ProbFM: Probabilistic Time Series Foundation Model with Uncertainty Decomposition¶

Conference: AAAI2026
arXiv: 2601.10591
Code: To be confirmed
Area: Time Series
Keywords: time series, foundation model, uncertainty quantification, deep evidential regression, financial forecasting

TL;DR¶

This work is the first to introduce Deep Evidential Regression (DER) with a Normal-Inverse-Gamma prior into a time series foundation model architecture, enabling epistemic-aleatoric uncertainty decomposition in a single forward pass. The practical value of uncertainty-aware trading strategies is validated on cryptocurrency forecasting.

Background & Motivation¶

Time Series Foundation Models (TSFMs) demonstrate strong zero-shot forecasting performance, yet lack principled uncertainty quantification in high-stakes scenarios such as finance.
Limitations of prior work:
- Mixture models (MOIRAI): rely on predefined distributional components and cannot distinguish epistemic from aleatoric uncertainty.
- Student-t distribution (Lag-Llama): impose strong distributional assumptions that may not generalize across diverse time series characteristics.
- Conformal Prediction (TimeGPT): post-hoc calibration that is not integrated into the learning process.
Architectural heterogeneity makes it difficult to attribute performance gains to uncertainty quantification methods versus architectural advantages.

Core Problem¶

How to achieve principled epistemic-aleatoric uncertainty decomposition within TSFMs?
How to provide complete uncertainty quantification without sacrificing point forecast accuracy?
How to fairly evaluate the contribution of uncertainty quantification strategies in isolation from architectural differences?

Method¶

Overall Architecture¶

ProbFM = Adaptive Patching + Transformer Backbone + DER Head, comprising six components: input processing, Transformer representation learning, DER uncertainty estimation, composite loss, single-stage training with evidence annealing, and single-pass inference.

Key Designs¶

1. Normal-Inverse-Gamma (NIG) Prior

Models the parameters of the predictive distribution rather than directly parameterizing the distribution: \(p(\mu, \sigma^2) = \text{NIG}(\mu, \lambda, \alpha, \beta)\)
Explicit uncertainty decomposition:
- Aleatoric: \(\mathbb{U}_{\text{aleatoric}} = \frac{\beta}{\alpha - 1}\) (intrinsic data noise)
- Epistemic: \(\mathbb{U}_{\text{epistemic}} = \frac{\beta}{(\alpha-1)\lambda}\) (model uncertainty, reducible with more data)

2. DER Head Parameter Projection

The Transformer output \(h\) is projected to four NIG parameters: \(\mu\) is unconstrained; \(\lambda, \beta\) are kept positive via Softplus + \(\epsilon\); \(\alpha\) is constrained to \(> 1\) via Softplus + 1 + \(\epsilon\).

3. Augmented Loss Function

Evidential loss: \(\mathcal{L}_{\text{EDL}} = \mathcal{L}_{\text{NLL}} + \lambda_{\text{evd}} \mathcal{L}_{\text{reg}}\)

···

Exercise task a = Return every line of the listing that contains the word "apron". Case counts.

···

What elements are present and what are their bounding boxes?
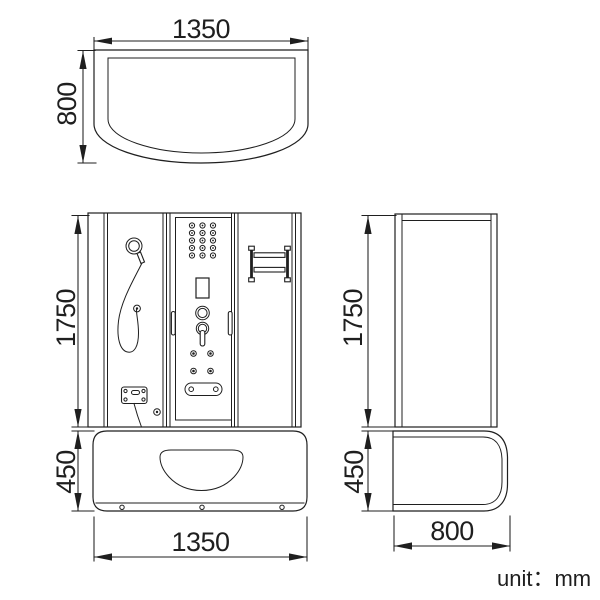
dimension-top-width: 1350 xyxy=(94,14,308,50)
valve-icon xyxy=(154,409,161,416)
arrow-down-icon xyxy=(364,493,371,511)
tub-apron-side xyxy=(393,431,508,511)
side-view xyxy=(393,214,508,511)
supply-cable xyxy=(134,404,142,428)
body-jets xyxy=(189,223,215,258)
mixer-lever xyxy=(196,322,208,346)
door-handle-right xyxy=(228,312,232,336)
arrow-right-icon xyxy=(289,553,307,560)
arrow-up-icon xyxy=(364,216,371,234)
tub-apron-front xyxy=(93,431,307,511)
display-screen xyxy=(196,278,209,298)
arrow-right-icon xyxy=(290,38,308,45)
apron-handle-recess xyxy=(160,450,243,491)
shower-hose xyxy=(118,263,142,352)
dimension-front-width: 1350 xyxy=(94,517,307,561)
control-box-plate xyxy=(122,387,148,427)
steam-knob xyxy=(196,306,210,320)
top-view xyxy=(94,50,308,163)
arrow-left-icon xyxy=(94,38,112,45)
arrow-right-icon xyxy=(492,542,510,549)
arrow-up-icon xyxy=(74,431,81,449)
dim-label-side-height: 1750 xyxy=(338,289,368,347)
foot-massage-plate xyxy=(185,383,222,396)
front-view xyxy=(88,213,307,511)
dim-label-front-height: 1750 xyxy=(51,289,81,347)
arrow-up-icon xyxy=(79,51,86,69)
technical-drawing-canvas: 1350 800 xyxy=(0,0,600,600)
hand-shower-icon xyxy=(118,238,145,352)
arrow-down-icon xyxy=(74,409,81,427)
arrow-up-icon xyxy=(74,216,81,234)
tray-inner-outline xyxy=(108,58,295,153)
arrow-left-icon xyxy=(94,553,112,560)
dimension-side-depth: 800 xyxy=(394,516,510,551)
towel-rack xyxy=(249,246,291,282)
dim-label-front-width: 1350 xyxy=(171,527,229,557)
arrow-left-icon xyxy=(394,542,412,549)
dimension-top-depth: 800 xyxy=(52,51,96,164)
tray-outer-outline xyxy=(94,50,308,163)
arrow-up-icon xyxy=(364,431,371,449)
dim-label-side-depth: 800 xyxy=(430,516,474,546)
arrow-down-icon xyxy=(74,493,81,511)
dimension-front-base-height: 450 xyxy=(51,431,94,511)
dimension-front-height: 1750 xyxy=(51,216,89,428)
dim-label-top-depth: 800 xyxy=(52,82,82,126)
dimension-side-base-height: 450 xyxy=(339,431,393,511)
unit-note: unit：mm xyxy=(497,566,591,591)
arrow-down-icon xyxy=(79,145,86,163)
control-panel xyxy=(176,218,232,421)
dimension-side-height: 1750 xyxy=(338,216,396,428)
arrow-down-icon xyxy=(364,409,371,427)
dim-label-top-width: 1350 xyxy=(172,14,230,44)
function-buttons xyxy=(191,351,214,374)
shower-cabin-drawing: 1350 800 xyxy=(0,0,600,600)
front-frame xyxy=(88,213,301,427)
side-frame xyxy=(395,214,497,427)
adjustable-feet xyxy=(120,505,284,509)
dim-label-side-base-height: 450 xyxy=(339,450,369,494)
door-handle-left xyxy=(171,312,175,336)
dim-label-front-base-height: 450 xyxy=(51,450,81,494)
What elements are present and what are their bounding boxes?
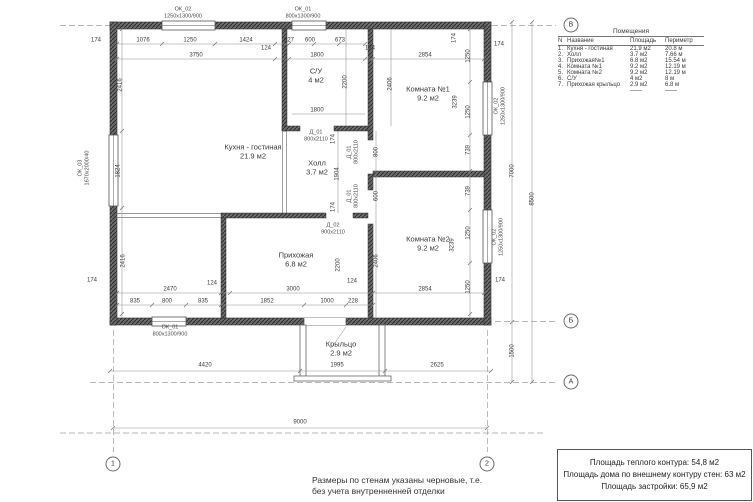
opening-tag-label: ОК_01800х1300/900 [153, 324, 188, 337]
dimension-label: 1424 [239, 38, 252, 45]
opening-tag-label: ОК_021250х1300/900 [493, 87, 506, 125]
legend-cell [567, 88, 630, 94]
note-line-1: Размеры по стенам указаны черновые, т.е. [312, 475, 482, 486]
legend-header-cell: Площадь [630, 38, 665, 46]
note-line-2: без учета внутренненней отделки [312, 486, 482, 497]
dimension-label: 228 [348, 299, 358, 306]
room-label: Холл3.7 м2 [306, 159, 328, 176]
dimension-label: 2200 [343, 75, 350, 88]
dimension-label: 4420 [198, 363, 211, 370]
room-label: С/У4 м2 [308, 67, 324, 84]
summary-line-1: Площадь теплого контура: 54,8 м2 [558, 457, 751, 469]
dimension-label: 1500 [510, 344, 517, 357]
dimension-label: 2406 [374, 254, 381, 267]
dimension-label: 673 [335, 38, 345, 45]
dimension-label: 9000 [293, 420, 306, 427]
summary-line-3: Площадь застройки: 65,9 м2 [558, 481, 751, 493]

···

Exercise task b = Translate this sentence from the ProbFM page into Spanish: "Architectural heterogeneity makes it difficult to attribute performance gains to uncertainty quantification methods versus architectural advantages."

Full output a =
tub-apron-side xyxy=(393,431,508,511)
tub-apron-front xyxy=(93,431,307,511)
apron-handle-recess xyxy=(160,450,243,491)

Full output b = La heterogeneidad arquitectónica dificulta atribuir las mejoras de rendimiento a los métodos de cuantificación de la incertidumbre frente a las ventajas arquitectónicas.